BOURDAIN (voice-over): In 1992, Addis emerged from the stifling 17-year grip of a hard line old school Maoist regime called the Derg. Since then, the town has been enjoying something of a musical renaissance.

But, the story of Ethiopian music all the way back to the beginning has been about finding ways to skirt authority, to mock it even. To say what you want to say one way or the other.

The Azmari are Ethiopia's original freestyle rappers. They have been around for centuries voicing criticism, dissatisfaction, dissent, even when others could not.

(BEGIN VIDEO CLIP)

BOURDAIN (on camera): So, how old?

MARCUS SAMUELSSON: Maya, how old is Azmari been? I would say what? 2,000 years?

MAYA SAMUELSSO: Yes, like the first music we that had, right?

(END VIDEO CLIP)

BOURDAIN (voice-over): The trick is they have always used a system of lyrical double meanings referred to as wax meaning. "The apparent meaning" and gold, which is "The underlying or real meaning." Poking fun at the audience is fundamental to the form.

(BEGIN VIDEO CLIP)

(SINGING)

UNIDENTIFIED MALE SPEAKER (singing): Anthony is quiet and not saying much, not because he is uppity. It is just that he finds the language quite hard.

WHAT YOU SHOULD DO
Continue the transcript about Ethiopian music and the Azmari singers, picking up right after its last line.

ITEMS
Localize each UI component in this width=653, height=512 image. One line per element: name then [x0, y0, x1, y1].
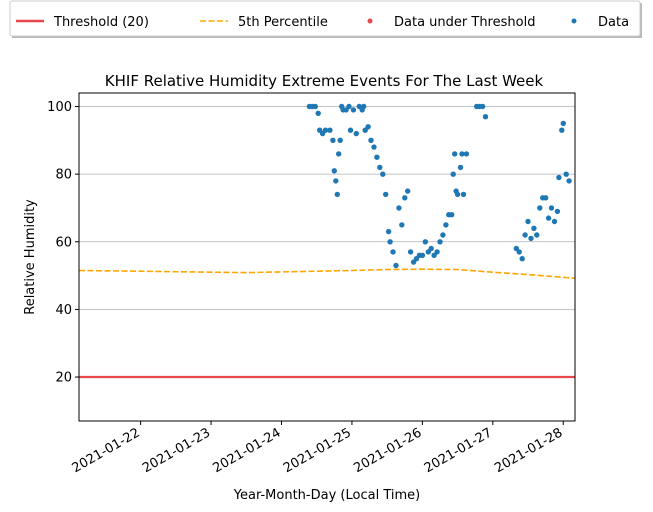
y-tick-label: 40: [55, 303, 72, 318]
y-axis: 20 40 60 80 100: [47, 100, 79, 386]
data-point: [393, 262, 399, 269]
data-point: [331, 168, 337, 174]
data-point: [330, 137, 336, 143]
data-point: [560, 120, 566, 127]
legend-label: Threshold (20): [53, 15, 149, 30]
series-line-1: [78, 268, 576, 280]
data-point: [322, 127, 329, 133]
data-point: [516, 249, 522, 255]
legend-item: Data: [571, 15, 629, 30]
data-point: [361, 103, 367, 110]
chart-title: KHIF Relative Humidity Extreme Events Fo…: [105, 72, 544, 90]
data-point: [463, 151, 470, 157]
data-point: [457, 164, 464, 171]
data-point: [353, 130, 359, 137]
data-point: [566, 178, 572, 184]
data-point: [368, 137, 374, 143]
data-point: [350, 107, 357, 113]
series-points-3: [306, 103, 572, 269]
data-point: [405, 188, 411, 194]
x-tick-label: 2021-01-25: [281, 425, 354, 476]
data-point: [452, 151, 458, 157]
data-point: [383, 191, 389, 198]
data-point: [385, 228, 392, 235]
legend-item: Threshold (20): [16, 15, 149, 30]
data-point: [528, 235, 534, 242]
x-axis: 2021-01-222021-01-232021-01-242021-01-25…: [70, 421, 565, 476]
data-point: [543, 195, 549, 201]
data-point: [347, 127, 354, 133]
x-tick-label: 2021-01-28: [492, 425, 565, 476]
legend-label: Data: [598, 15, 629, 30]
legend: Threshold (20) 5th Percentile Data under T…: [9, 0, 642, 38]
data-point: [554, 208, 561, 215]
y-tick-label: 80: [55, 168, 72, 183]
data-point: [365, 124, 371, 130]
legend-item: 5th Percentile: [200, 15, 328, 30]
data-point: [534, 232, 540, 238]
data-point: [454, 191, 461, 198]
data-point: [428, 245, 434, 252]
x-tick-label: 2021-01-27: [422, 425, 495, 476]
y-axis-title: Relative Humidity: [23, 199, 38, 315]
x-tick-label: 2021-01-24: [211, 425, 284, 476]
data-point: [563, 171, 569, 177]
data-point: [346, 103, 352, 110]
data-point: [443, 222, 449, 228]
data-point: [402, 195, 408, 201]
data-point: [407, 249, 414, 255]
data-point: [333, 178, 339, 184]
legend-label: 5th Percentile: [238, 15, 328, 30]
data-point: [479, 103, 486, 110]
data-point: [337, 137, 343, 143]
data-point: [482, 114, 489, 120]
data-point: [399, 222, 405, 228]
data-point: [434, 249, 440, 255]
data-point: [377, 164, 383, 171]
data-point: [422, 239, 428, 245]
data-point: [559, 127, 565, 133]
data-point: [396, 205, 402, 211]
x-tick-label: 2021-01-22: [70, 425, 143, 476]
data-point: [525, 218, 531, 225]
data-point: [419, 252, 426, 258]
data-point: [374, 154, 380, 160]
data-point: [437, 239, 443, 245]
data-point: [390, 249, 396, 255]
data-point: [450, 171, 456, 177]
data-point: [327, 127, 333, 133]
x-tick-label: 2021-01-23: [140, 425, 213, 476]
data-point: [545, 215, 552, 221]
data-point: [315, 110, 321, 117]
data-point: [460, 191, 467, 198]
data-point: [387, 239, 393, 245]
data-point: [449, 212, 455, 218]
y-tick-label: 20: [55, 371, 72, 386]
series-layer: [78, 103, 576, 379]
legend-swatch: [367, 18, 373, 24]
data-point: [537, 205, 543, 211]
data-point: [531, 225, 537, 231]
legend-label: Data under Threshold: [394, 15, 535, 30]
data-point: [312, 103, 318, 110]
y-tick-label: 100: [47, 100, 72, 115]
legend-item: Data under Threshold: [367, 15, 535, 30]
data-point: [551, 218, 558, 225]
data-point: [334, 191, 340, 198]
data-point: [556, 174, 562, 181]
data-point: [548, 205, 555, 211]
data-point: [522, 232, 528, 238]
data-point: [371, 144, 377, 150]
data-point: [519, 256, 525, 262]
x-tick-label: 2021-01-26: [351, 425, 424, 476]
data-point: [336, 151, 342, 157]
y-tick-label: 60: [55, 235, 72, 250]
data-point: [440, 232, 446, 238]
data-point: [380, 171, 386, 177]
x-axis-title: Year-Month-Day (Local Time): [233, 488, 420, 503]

EXERCISE RESPONSE
UNIDENTIFIED FEMALE SPEAKER (singing): Oh my dear Marcus, my endearment. He is the one, Obama's cook. Now, we can say we saw him with our own eyes.

BOURDAIN (on camera): Maya, you got to help him out. Maya, go, go, go.

[20:20:05] MARCUS SAMUELSSON: She can move and I am like, Oh!

(SINGING)

(END VIDEO CLIP)

The Azmari influenced Ethiopian popular music, too. The use of lyrical double meanings carried through into Selassie's time. They called it swinging Addis, a golden time between 1955 and 1974. Before those fun-hating comis came and ruined everything.

Post-World War II, Ethiopia was in the delirious thrall of American big band and swing groups like Glen Miller and against the backdrop of a traditional and official obsession with military marching bands, Mahmoud Ahmed, has always been at the forefront.

(BAND SINGING)

(BEGIN VIDEO CLIP)

BOURDAIN (on camera): When you look to the west, were there American musicians who spoke to you?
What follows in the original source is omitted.